Problem details ▸ Identify each line below containing the string "this" and copy it.

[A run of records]

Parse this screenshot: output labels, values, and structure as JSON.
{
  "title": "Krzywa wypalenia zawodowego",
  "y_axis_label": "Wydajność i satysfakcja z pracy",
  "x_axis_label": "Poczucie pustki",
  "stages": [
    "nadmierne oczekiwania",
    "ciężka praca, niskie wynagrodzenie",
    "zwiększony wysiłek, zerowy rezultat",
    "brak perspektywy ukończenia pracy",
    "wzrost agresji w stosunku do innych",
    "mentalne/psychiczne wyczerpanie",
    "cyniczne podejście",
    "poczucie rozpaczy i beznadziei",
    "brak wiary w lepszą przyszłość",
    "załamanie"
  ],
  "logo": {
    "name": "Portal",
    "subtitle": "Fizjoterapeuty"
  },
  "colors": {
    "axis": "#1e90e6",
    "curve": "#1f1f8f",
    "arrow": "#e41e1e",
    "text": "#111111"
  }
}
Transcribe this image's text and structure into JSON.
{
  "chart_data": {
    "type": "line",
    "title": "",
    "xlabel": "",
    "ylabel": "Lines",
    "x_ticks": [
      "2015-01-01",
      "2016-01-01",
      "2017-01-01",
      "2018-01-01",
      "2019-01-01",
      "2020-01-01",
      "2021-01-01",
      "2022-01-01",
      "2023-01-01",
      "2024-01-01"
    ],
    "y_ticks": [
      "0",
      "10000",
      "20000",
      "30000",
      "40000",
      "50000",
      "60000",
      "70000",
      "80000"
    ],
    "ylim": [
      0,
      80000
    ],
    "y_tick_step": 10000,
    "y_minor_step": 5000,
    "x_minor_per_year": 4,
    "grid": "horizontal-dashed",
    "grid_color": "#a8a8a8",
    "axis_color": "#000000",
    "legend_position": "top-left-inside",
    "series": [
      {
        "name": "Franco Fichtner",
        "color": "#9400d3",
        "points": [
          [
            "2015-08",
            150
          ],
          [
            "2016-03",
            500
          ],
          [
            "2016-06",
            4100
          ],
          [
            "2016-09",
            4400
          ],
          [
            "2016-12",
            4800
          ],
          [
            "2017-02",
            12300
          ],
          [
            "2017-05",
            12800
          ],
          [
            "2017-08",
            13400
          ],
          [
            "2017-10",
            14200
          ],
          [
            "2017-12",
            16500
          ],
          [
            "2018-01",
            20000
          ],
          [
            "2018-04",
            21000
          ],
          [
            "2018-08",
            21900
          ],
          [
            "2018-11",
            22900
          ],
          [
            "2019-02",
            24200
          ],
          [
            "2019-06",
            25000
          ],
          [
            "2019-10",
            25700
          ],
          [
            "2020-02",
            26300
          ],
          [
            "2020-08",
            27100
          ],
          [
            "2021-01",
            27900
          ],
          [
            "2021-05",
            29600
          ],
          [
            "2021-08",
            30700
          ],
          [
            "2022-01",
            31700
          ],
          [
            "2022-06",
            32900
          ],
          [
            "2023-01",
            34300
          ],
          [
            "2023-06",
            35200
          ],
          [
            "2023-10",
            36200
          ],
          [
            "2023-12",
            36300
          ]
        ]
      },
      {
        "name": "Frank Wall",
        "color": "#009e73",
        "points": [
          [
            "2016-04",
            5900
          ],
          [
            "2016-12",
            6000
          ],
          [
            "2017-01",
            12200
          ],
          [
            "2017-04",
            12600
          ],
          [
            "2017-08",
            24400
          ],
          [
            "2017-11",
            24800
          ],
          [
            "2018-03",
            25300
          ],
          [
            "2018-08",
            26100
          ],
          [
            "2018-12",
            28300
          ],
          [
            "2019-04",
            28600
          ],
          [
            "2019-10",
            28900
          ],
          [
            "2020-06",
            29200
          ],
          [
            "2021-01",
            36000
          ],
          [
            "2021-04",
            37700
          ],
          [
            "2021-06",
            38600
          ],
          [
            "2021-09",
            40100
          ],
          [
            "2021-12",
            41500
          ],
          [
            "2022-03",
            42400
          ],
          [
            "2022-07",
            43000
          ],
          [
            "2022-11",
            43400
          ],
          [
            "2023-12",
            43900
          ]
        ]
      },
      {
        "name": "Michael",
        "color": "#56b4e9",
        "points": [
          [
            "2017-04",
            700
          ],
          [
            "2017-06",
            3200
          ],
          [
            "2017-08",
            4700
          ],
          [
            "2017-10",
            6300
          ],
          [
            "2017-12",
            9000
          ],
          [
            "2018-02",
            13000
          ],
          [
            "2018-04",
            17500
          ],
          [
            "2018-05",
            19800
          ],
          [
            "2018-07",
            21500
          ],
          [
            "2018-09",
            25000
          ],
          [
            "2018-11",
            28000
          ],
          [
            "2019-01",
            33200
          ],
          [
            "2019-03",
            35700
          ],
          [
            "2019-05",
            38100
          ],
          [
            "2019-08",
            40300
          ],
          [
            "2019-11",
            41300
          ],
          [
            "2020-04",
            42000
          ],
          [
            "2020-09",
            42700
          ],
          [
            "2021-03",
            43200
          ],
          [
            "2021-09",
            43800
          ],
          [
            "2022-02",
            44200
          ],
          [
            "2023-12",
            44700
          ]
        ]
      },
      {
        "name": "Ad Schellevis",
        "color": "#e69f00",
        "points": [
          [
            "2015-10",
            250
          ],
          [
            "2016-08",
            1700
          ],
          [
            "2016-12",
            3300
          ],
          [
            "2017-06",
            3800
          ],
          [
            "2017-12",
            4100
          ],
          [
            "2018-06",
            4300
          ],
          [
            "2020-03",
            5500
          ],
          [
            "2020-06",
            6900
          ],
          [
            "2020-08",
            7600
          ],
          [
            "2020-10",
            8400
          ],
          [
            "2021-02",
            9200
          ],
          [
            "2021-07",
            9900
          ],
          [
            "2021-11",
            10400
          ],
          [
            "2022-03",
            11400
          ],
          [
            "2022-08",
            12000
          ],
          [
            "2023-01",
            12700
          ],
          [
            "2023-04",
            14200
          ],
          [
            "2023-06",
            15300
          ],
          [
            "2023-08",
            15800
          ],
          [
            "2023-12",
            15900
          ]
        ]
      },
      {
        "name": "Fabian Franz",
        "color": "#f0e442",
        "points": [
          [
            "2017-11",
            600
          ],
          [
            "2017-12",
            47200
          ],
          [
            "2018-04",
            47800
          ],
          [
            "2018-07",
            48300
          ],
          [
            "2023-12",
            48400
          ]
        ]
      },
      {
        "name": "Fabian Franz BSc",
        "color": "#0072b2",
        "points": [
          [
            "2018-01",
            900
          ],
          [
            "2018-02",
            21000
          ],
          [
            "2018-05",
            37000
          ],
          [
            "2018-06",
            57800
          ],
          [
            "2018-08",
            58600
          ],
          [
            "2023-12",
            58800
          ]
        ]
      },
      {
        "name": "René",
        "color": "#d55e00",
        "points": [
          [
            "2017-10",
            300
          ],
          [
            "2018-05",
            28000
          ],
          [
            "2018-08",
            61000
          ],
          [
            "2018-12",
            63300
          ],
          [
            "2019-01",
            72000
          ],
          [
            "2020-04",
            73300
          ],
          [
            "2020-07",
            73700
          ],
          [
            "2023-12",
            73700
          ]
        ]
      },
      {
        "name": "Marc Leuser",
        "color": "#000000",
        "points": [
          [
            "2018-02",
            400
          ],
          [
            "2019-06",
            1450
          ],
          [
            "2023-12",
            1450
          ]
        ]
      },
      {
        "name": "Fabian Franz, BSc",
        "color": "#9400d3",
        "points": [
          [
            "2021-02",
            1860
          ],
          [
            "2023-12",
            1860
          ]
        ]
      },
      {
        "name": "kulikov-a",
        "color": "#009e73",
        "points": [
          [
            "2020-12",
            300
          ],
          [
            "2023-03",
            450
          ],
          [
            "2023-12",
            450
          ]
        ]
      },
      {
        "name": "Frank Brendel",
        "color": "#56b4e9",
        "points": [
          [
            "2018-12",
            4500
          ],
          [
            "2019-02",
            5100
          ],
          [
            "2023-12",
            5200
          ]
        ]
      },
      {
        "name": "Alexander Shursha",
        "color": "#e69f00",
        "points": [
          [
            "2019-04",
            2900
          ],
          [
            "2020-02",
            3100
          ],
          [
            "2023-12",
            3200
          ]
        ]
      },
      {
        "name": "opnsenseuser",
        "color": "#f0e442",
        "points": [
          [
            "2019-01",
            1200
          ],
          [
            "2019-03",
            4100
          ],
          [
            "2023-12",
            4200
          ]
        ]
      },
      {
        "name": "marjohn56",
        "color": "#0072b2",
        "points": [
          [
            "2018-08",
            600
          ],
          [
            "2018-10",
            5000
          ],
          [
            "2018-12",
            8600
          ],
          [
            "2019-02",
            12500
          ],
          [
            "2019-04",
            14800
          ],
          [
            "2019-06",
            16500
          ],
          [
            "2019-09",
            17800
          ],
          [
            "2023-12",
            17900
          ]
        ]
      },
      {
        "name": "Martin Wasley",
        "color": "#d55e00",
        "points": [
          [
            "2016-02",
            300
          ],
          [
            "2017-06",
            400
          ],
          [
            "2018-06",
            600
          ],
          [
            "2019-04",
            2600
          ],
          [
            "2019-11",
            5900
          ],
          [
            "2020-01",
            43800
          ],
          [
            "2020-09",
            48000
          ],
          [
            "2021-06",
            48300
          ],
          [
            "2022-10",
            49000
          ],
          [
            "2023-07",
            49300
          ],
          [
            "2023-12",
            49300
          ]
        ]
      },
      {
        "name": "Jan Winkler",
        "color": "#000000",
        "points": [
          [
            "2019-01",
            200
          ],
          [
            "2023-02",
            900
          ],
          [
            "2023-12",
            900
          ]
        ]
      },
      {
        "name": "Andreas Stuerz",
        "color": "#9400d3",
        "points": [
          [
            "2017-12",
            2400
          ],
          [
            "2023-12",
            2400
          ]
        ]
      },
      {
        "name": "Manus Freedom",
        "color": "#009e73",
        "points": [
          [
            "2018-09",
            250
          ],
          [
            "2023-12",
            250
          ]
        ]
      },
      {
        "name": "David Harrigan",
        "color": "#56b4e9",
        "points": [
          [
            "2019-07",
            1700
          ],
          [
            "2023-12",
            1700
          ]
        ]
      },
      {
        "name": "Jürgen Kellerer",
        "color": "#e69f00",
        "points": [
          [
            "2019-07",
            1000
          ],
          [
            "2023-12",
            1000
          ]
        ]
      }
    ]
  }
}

Output of the exercise ▸
Parse this screenshot: output labels, values, and structure as JSON.
Transcribe this image's text and structure into JSON.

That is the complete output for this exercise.